Excerpt from a dataset
★ ★ ★ ★
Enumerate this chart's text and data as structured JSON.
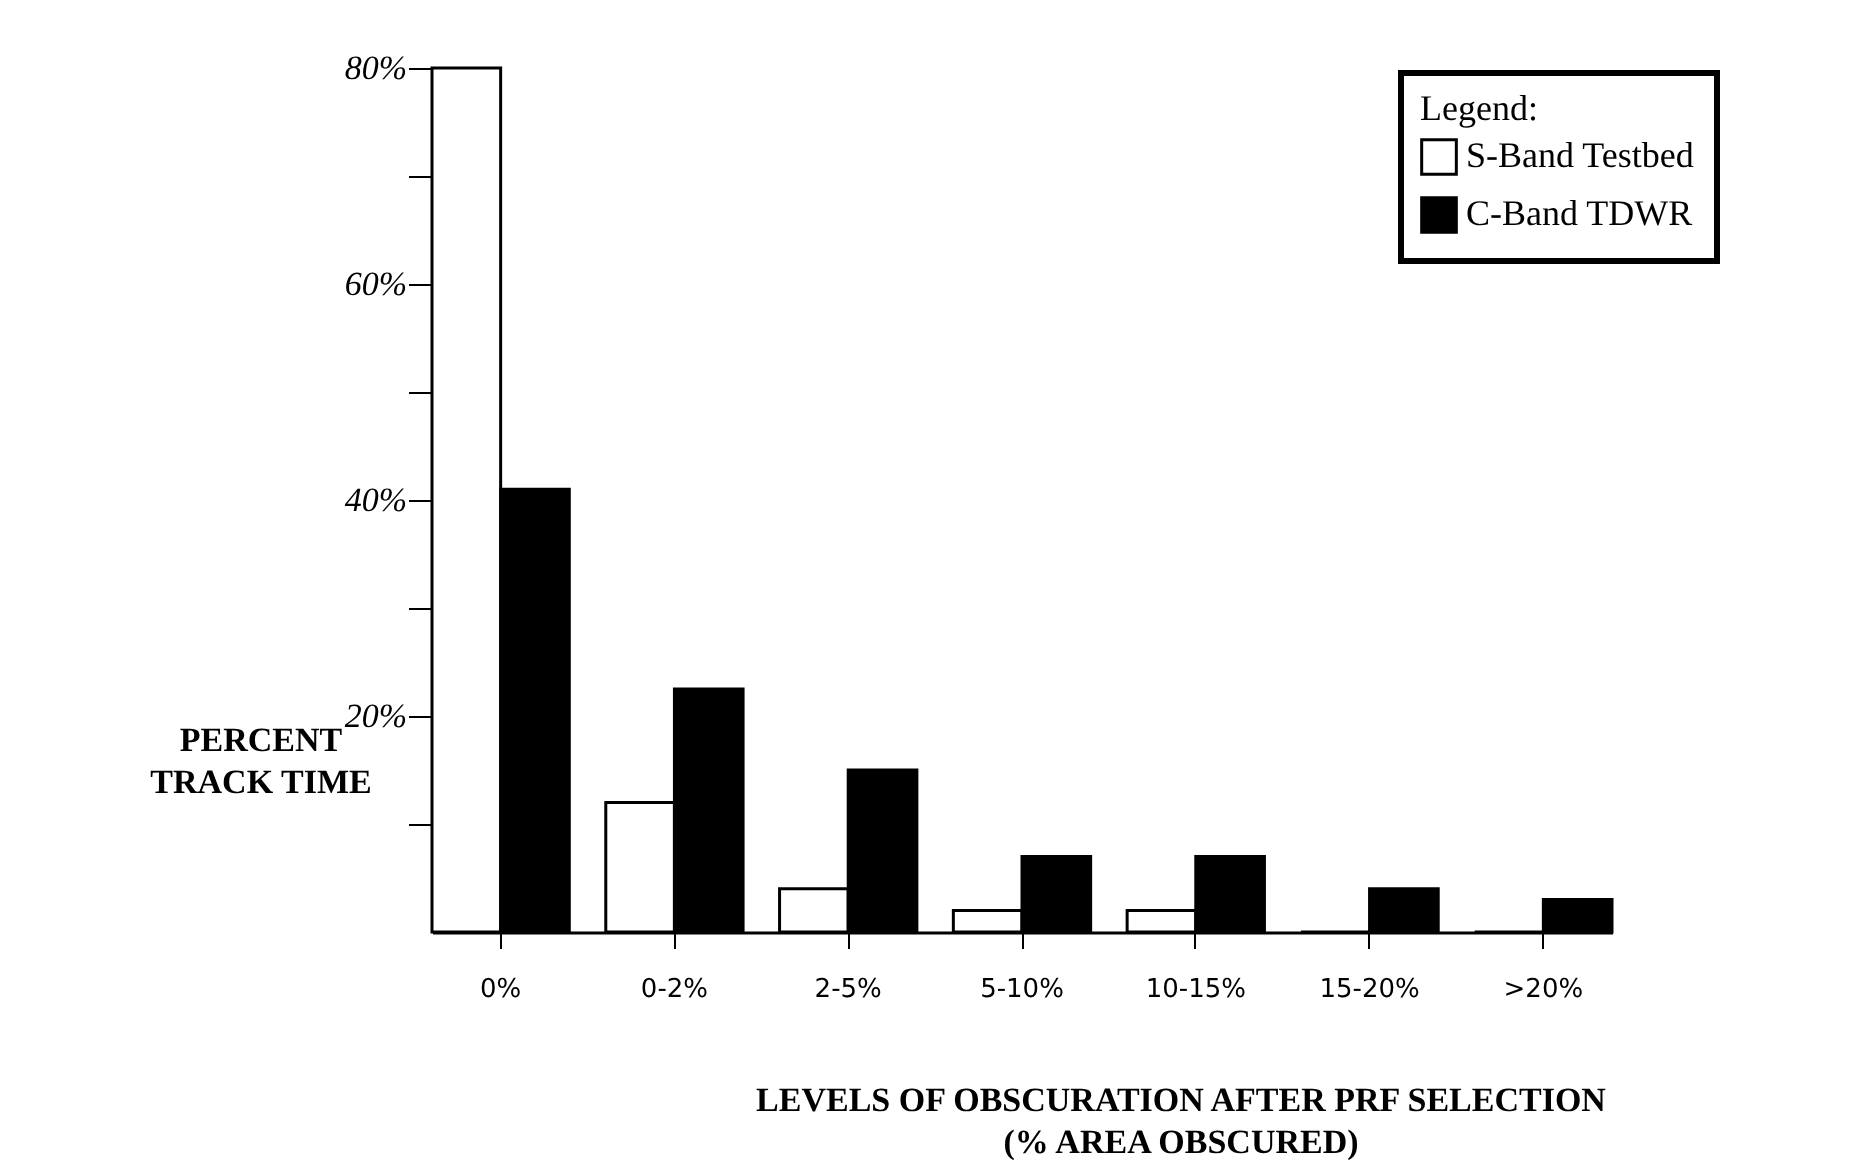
{
  "chart_data": {
    "type": "bar",
    "xlabel": "LEVELS OF OBSCURATION AFTER PRF SELECTION\n(% AREA OBSCURED)",
    "ylabel": "PERCENT\nTRACK TIME",
    "legend_title": "Legend:",
    "legend": "top right",
    "grid": false,
    "categories": [
      "0%",
      "0-2%",
      "2-5%",
      "5-10%",
      "10-15%",
      "15-20%",
      ">20%"
    ],
    "series": [
      {
        "name": "S-Band Testbed",
        "color": "#ffffff",
        "values": [
          80,
          12,
          4,
          2,
          2,
          0,
          0
        ]
      },
      {
        "name": "C-Band TDWR",
        "color": "#000000",
        "values": [
          41,
          22.5,
          15,
          7,
          7,
          4,
          3
        ]
      }
    ],
    "ylim": [
      0,
      80
    ],
    "yticks": [
      {
        "value": 10,
        "label": null
      },
      {
        "value": 20,
        "label": "20%"
      },
      {
        "value": 30,
        "label": null
      },
      {
        "value": 40,
        "label": "40%"
      },
      {
        "value": 50,
        "label": null
      },
      {
        "value": 60,
        "label": "60%"
      },
      {
        "value": 70,
        "label": null
      },
      {
        "value": 80,
        "label": "80%"
      }
    ]
  }
}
★ ★ ★ ★
__AIM OF THE TASK__
Restate the records word for word, omitting images.

__RESULT OF THIS TASK__
Enumerate this chart's text and data as structured JSON.
{
  "chart_data": {
    "type": "bar",
    "xlabel": "LEVELS OF OBSCURATION AFTER PRF SELECTION\n(% AREA OBSCURED)",
    "ylabel": "PERCENT\nTRACK TIME",
    "legend_title": "Legend:",
    "legend": "top right",
    "grid": false,
    "categories": [
      "0%",
      "0-2%",
      "2-5%",
      "5-10%",
      "10-15%",
      "15-20%",
      ">20%"
    ],
    "series": [
      {
        "name": "S-Band Testbed",
        "color": "#ffffff",
        "values": [
          80,
          12,
          4,
          2,
          2,
          0,
          0
        ]
      },
      {
        "name": "C-Band TDWR",
        "color": "#000000",
        "values": [
          41,
          22.5,
          15,
          7,
          7,
          4,
          3
        ]
      }
    ],
    "ylim": [
      0,
      80
    ],
    "yticks": [
      {
        "value": 10,
        "label": null
      },
      {
        "value": 20,
        "label": "20%"
      },
      {
        "value": 30,
        "label": null
      },
      {
        "value": 40,
        "label": "40%"
      },
      {
        "value": 50,
        "label": null
      },
      {
        "value": 60,
        "label": "60%"
      },
      {
        "value": 70,
        "label": null
      },
      {
        "value": 80,
        "label": "80%"
      }
    ]
  }
}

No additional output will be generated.